Read the lines that follow and pick out every one containing the word "不能有空格符号字母数字用大写代替".

Stored data
|---|

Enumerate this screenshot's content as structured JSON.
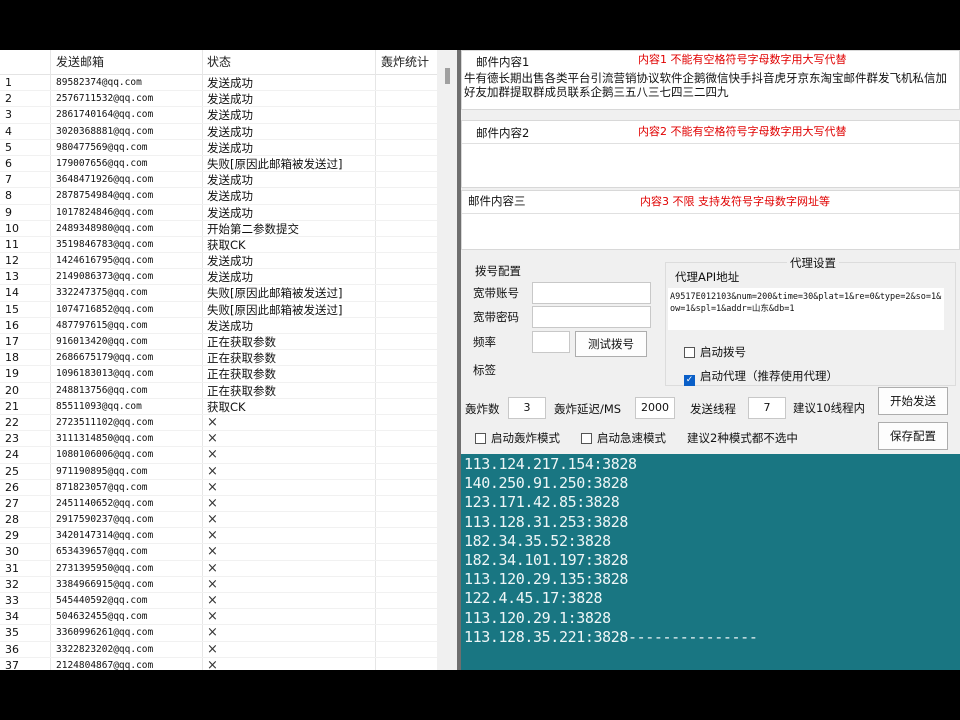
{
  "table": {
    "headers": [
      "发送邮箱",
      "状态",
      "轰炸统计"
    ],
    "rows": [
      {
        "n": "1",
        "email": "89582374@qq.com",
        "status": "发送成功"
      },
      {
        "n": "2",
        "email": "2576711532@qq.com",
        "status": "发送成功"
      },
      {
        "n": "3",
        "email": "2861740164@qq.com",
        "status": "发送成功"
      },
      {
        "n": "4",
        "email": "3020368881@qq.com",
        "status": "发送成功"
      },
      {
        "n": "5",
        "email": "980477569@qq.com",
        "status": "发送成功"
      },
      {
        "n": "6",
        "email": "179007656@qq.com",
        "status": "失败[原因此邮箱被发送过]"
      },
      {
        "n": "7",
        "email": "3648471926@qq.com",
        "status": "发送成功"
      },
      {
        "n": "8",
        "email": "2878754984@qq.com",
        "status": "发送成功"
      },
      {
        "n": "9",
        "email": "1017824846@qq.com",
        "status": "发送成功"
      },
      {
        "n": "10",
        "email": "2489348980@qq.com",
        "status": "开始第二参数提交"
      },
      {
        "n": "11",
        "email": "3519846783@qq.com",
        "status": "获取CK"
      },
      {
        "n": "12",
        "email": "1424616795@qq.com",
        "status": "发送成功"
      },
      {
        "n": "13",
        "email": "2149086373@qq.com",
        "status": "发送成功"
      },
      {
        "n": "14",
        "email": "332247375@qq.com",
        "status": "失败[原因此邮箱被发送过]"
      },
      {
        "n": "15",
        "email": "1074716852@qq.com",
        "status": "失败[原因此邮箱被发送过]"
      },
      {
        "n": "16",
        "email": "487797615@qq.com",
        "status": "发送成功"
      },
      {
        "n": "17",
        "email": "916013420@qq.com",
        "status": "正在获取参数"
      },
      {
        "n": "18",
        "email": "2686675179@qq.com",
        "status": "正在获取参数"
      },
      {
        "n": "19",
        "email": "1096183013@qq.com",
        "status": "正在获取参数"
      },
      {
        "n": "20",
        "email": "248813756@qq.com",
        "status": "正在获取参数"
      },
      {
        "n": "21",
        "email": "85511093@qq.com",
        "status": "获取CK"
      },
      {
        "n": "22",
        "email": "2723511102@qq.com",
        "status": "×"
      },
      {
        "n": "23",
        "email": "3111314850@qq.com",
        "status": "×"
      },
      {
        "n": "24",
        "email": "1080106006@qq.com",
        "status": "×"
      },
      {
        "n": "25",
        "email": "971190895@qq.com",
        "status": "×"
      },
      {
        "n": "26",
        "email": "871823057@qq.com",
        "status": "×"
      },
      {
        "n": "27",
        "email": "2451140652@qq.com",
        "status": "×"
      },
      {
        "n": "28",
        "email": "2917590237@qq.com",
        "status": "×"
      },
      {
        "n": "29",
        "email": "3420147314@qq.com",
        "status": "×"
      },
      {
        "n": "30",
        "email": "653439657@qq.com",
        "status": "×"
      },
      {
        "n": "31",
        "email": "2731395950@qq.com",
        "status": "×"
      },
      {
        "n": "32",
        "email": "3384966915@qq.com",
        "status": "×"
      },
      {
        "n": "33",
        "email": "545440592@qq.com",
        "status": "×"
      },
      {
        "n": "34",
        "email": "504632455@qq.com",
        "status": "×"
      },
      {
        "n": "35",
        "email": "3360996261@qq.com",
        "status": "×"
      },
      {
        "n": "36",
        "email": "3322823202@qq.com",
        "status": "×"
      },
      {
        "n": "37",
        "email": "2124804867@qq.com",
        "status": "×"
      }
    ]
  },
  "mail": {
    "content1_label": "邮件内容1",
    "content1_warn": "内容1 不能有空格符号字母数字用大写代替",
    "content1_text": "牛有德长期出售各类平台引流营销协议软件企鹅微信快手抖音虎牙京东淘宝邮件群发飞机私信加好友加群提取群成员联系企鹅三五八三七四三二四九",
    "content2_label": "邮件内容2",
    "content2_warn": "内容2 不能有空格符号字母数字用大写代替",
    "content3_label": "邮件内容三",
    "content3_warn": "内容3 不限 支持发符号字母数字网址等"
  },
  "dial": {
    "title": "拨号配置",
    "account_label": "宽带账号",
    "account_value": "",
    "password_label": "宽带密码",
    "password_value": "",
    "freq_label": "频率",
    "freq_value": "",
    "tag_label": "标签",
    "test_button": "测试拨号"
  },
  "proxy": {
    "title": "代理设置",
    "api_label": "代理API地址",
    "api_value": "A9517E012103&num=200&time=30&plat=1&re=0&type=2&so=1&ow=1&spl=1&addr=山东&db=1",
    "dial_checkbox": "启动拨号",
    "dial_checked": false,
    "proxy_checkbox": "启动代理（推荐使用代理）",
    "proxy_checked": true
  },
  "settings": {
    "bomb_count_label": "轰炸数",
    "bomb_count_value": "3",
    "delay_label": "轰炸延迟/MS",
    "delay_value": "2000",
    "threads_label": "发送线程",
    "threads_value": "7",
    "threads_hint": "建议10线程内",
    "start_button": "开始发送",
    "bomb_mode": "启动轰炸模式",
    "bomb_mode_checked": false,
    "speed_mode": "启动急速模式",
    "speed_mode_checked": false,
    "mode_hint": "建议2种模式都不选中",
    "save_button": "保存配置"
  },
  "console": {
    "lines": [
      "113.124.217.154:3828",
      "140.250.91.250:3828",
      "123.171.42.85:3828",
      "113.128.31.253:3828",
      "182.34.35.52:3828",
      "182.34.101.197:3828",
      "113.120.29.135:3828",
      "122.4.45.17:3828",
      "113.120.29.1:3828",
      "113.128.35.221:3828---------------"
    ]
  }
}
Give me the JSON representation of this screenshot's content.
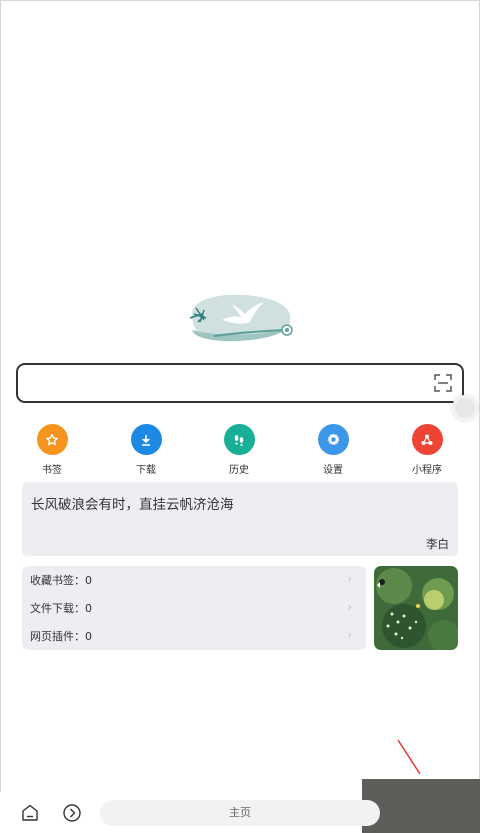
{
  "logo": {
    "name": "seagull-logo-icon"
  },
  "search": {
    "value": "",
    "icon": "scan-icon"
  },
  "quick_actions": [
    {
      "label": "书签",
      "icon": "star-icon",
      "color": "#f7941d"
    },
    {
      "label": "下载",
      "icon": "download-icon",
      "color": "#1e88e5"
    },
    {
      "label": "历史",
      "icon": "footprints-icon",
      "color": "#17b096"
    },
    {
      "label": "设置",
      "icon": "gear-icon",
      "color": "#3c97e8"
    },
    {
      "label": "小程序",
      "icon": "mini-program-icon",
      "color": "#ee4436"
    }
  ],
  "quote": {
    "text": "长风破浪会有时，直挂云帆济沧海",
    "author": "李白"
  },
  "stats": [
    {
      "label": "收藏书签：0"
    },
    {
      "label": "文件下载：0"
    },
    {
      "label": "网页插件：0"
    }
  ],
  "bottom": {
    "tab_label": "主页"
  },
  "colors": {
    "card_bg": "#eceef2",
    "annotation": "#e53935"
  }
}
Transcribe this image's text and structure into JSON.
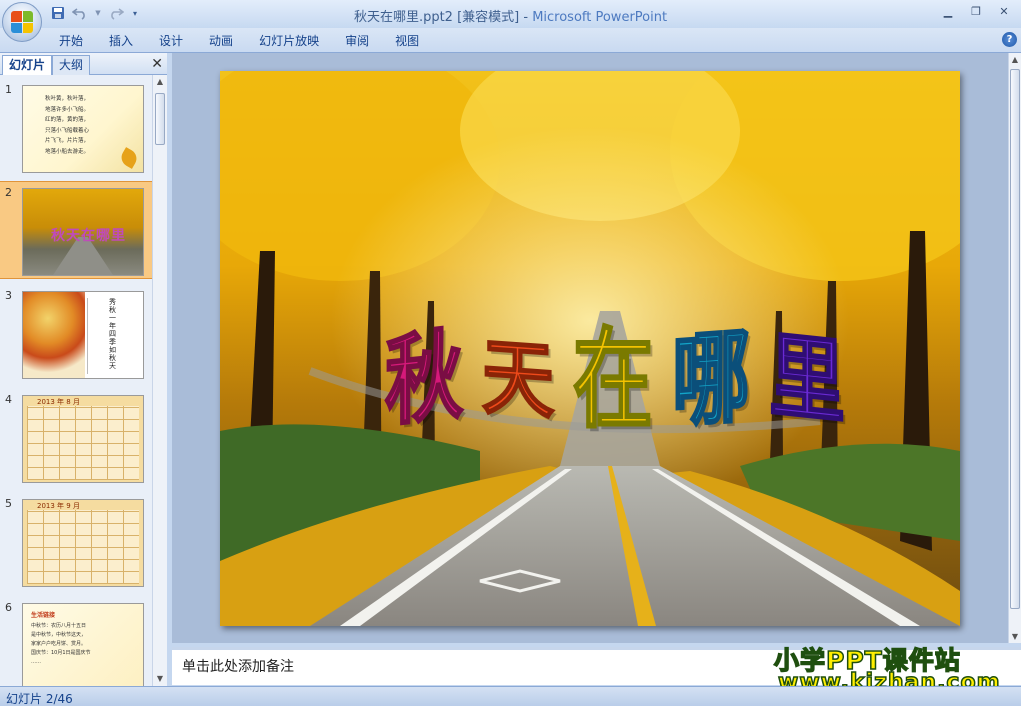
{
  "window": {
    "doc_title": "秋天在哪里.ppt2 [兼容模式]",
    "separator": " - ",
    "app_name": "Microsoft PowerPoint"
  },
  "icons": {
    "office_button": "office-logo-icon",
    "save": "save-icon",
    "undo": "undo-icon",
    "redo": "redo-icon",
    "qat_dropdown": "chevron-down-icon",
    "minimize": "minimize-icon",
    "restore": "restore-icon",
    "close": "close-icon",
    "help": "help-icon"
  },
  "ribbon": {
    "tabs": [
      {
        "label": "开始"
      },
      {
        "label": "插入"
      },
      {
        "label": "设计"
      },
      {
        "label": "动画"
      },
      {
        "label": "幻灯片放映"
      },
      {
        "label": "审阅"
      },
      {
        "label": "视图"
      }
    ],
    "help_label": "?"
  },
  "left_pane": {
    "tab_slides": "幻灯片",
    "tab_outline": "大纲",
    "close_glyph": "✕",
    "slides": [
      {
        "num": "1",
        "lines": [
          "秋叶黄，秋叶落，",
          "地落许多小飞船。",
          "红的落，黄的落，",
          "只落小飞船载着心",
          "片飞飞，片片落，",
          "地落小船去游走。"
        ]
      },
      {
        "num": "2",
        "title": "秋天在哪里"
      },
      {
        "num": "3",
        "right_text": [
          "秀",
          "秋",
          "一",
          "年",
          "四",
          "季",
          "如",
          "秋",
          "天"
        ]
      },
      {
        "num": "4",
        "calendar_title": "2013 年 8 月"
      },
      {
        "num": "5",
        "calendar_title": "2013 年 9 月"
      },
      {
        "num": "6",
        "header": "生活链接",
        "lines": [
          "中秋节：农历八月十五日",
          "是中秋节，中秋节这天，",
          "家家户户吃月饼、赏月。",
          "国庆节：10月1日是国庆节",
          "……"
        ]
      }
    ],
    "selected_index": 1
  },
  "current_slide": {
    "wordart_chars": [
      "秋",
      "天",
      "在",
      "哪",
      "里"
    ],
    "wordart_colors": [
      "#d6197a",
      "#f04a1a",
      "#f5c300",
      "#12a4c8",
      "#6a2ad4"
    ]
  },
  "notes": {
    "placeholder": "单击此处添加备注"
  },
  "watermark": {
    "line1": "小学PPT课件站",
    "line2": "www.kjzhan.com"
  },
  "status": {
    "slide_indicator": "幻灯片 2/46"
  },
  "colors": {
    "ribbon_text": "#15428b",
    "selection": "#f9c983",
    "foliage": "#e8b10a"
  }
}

|---|

**In response:**
    "content1_warn": "内容1 不能有空格符号字母数字用大写代替",
    "content2_warn": "内容2 不能有空格符号字母数字用大写代替",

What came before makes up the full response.